◆ **What you should do**: Below are records. Copy every line with "bilan" in it.

** Begin **

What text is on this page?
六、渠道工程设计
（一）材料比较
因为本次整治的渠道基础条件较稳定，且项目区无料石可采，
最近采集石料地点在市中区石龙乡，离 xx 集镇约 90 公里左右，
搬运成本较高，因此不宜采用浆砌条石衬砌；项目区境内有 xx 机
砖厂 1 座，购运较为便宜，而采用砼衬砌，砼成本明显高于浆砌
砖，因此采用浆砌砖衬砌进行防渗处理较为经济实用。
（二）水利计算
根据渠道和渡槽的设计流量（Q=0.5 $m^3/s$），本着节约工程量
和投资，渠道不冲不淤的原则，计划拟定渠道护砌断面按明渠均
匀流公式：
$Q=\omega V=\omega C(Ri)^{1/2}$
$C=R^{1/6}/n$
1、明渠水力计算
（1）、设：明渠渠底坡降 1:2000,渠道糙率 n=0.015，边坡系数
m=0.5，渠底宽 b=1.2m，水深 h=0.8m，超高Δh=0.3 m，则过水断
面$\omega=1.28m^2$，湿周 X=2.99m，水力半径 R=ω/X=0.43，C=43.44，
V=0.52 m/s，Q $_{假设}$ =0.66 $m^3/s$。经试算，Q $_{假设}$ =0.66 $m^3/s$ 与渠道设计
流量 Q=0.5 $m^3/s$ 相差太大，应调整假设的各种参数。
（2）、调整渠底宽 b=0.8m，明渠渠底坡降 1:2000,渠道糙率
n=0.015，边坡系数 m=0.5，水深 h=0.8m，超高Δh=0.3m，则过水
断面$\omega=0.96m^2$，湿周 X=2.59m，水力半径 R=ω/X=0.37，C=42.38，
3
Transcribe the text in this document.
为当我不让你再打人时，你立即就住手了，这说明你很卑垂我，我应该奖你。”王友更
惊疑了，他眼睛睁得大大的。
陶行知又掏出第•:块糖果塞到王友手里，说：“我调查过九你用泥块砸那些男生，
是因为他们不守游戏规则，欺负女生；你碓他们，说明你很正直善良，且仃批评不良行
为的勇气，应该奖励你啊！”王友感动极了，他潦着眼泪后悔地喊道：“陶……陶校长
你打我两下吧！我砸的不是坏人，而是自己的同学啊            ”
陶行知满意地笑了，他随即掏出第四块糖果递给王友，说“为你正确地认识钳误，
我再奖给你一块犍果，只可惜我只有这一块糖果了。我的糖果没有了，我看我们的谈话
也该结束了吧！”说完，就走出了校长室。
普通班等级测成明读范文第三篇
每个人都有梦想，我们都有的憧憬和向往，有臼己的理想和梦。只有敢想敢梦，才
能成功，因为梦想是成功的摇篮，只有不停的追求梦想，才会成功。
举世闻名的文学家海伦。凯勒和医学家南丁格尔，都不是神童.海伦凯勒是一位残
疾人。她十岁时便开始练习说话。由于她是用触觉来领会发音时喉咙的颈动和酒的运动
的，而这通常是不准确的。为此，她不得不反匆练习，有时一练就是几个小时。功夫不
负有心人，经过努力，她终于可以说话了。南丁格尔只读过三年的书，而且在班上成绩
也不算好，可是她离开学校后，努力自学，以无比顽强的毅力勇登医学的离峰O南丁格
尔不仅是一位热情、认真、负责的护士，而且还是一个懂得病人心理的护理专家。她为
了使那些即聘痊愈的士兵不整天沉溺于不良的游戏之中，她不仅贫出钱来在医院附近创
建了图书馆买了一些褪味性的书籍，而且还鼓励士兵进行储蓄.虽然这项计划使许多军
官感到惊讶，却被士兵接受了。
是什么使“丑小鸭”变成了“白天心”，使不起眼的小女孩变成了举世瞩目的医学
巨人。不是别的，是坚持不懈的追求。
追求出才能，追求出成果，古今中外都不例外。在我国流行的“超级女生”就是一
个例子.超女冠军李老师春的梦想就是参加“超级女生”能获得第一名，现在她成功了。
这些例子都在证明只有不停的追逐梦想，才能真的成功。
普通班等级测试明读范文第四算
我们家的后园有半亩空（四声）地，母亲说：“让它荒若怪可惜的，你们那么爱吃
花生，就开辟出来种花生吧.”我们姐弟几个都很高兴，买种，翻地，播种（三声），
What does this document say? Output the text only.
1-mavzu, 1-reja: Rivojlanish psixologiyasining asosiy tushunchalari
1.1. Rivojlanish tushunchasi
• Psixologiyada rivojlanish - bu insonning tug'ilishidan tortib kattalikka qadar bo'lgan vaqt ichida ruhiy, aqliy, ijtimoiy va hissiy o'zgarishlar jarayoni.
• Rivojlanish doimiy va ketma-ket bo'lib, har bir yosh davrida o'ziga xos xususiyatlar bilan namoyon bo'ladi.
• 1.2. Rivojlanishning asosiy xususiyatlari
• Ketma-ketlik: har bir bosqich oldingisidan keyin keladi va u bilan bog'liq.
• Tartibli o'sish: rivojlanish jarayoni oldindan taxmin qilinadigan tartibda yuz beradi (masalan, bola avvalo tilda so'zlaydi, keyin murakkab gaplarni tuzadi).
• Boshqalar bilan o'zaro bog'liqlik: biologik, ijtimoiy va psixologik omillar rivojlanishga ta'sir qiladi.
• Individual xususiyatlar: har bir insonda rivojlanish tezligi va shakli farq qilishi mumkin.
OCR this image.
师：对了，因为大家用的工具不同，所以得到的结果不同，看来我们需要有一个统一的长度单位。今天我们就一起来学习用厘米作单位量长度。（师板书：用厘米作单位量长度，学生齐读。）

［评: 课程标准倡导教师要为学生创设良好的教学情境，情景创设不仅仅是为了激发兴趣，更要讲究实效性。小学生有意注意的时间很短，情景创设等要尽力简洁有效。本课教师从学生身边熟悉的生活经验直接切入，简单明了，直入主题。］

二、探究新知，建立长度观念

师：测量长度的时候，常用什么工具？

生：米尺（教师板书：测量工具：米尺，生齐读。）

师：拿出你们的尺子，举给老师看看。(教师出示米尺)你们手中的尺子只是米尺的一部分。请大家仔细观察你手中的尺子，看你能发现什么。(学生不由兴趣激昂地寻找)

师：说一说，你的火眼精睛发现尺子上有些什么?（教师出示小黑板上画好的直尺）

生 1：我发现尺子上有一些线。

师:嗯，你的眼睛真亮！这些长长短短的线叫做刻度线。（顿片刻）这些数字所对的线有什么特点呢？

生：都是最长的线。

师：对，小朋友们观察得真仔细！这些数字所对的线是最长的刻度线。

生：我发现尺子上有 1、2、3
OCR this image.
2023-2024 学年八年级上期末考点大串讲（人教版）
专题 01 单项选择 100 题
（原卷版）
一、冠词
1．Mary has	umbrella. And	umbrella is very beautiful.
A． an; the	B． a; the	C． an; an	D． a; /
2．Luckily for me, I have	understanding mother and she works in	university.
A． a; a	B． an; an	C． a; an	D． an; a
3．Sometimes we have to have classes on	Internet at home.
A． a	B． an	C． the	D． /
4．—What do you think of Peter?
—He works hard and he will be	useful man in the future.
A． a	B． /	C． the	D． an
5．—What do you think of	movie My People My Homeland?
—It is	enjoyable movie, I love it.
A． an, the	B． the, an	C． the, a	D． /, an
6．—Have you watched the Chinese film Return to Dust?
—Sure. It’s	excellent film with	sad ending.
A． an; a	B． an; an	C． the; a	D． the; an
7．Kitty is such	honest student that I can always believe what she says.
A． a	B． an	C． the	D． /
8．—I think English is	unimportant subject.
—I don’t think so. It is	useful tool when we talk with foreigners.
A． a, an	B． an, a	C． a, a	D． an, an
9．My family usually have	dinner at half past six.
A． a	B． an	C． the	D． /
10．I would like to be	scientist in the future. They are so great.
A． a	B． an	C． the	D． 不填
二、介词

** End **

◆ **Final result**:
• Rivojlanish doimiy va ketma-ket bo'lib, har bir yosh davrida o'ziga xos xususiyatlar bilan namoyon bo'ladi.
• Ketma-ketlik: har bir bosqich oldingisidan keyin keladi va u bilan bog'liq.
• Boshqalar bilan o'zaro bog'liqlik: biologik, ijtimoiy va psixologik omillar rivojlanishga ta'sir qiladi.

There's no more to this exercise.